Given exercise – Where a line contains the word "отвода", copy that line in full.

Dataset rows –
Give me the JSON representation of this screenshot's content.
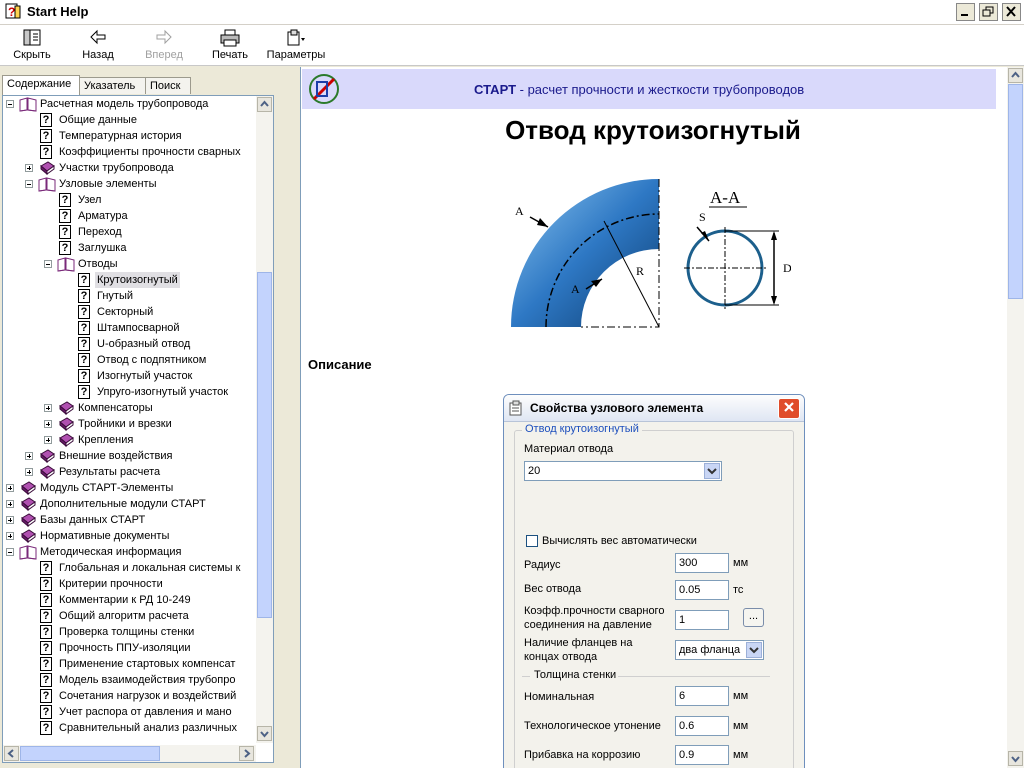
{
  "window": {
    "title": "Start Help"
  },
  "toolbar": {
    "hide": "Скрыть",
    "back": "Назад",
    "forward": "Вперед",
    "print": "Печать",
    "options": "Параметры"
  },
  "tabs": [
    "Содержание",
    "Указатель",
    "Поиск"
  ],
  "tree": [
    {
      "label": "Расчетная модель трубопровода",
      "type": "book-open",
      "level": 0,
      "exp": "minus"
    },
    {
      "label": "Общие данные",
      "type": "page",
      "level": 1
    },
    {
      "label": "Температурная история",
      "type": "page",
      "level": 1
    },
    {
      "label": "Коэффициенты прочности сварных",
      "type": "page",
      "level": 1
    },
    {
      "label": "Участки трубопровода",
      "type": "book",
      "level": 1,
      "exp": "plus"
    },
    {
      "label": "Узловые элементы",
      "type": "book-open",
      "level": 1,
      "exp": "minus"
    },
    {
      "label": "Узел",
      "type": "page",
      "level": 2
    },
    {
      "label": "Арматура",
      "type": "page",
      "level": 2
    },
    {
      "label": "Переход",
      "type": "page",
      "level": 2
    },
    {
      "label": "Заглушка",
      "type": "page",
      "level": 2
    },
    {
      "label": "Отводы",
      "type": "book-open",
      "level": 2,
      "exp": "minus"
    },
    {
      "label": "Крутоизогнутый",
      "type": "page",
      "level": 3,
      "selected": true
    },
    {
      "label": "Гнутый",
      "type": "page",
      "level": 3
    },
    {
      "label": "Секторный",
      "type": "page",
      "level": 3
    },
    {
      "label": "Штампосварной",
      "type": "page",
      "level": 3
    },
    {
      "label": "U-образный отвод",
      "type": "page",
      "level": 3
    },
    {
      "label": "Отвод с подпятником",
      "type": "page",
      "level": 3
    },
    {
      "label": "Изогнутый участок",
      "type": "page",
      "level": 3
    },
    {
      "label": "Упруго-изогнутый участок",
      "type": "page",
      "level": 3
    },
    {
      "label": "Компенсаторы",
      "type": "book",
      "level": 2,
      "exp": "plus"
    },
    {
      "label": "Тройники и врезки",
      "type": "book",
      "level": 2,
      "exp": "plus"
    },
    {
      "label": "Крепления",
      "type": "book",
      "level": 2,
      "exp": "plus"
    },
    {
      "label": "Внешние воздействия",
      "type": "book",
      "level": 1,
      "exp": "plus"
    },
    {
      "label": "Результаты расчета",
      "type": "book",
      "level": 1,
      "exp": "plus"
    },
    {
      "label": "Модуль СТАРТ-Элементы",
      "type": "book",
      "level": 0,
      "exp": "plus"
    },
    {
      "label": "Дополнительные модули СТАРТ",
      "type": "book",
      "level": 0,
      "exp": "plus"
    },
    {
      "label": "Базы данных СТАРТ",
      "type": "book",
      "level": 0,
      "exp": "plus"
    },
    {
      "label": "Нормативные документы",
      "type": "book",
      "level": 0,
      "exp": "plus"
    },
    {
      "label": "Методическая информация",
      "type": "book-open",
      "level": 0,
      "exp": "minus"
    },
    {
      "label": "Глобальная и локальная системы к",
      "type": "page",
      "level": 1
    },
    {
      "label": "Критерии прочности",
      "type": "page",
      "level": 1
    },
    {
      "label": "Комментарии к РД 10-249",
      "type": "page",
      "level": 1
    },
    {
      "label": "Общий алгоритм расчета",
      "type": "page",
      "level": 1
    },
    {
      "label": "Проверка толщины стенки",
      "type": "page",
      "level": 1
    },
    {
      "label": "Прочность ППУ-изоляции",
      "type": "page",
      "level": 1
    },
    {
      "label": "Применение стартовых компенсат",
      "type": "page",
      "level": 1
    },
    {
      "label": "Модель взаимодействия трубопро",
      "type": "page",
      "level": 1
    },
    {
      "label": "Сочетания нагрузок и воздействий",
      "type": "page",
      "level": 1
    },
    {
      "label": "Учет распора от давления и мано",
      "type": "page",
      "level": 1
    },
    {
      "label": "Сравнительный анализ различных",
      "type": "page",
      "level": 1
    }
  ],
  "content": {
    "banner_brand": "СТАРТ",
    "banner_rest": " - расчет прочности и жесткости  трубопроводов",
    "heading": "Отвод крутоизогнутый",
    "description_heading": "Описание",
    "drawing": {
      "section": "А-А",
      "label_a": "A",
      "label_r": "R",
      "label_s": "S",
      "label_d": "D"
    }
  },
  "dialog": {
    "title": "Свойства узлового элемента",
    "group_title": "Отвод крутоизогнутый",
    "material_label": "Материал отвода",
    "material_value": "20",
    "auto_weight_label": "Вычислять вес автоматически",
    "radius_label": "Радиус",
    "radius_value": "300",
    "radius_unit": "мм",
    "weight_label": "Вес отвода",
    "weight_value": "0.05",
    "weight_unit": "тс",
    "weld_label_1": "Коэфф.прочности сварного",
    "weld_label_2": "соединения на давление",
    "weld_value": "1",
    "weld_button": "...",
    "flanges_label_1": "Наличие фланцев на",
    "flanges_label_2": "концах отвода",
    "flanges_value": "два фланца",
    "wall_section": "Толщина стенки",
    "nominal_label": "Номинальная",
    "nominal_value": "6",
    "nominal_unit": "мм",
    "thinning_label": "Технологическое утонение",
    "thinning_value": "0.6",
    "thinning_unit": "мм",
    "corrosion_label": "Прибавка на коррозию",
    "corrosion_value": "0.9",
    "corrosion_unit": "мм"
  },
  "colors": {
    "banner": "#d9d9fb",
    "brand_text": "#1a1a8c",
    "pipe": "#3f8fd0",
    "close": "#e04c2a",
    "book": "#7a2a7a"
  }
}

Full solution –
    "material_label": "Материал отвода",
    "weight_label": "Вес отвода",
    "flanges_label_2": "концах отвода",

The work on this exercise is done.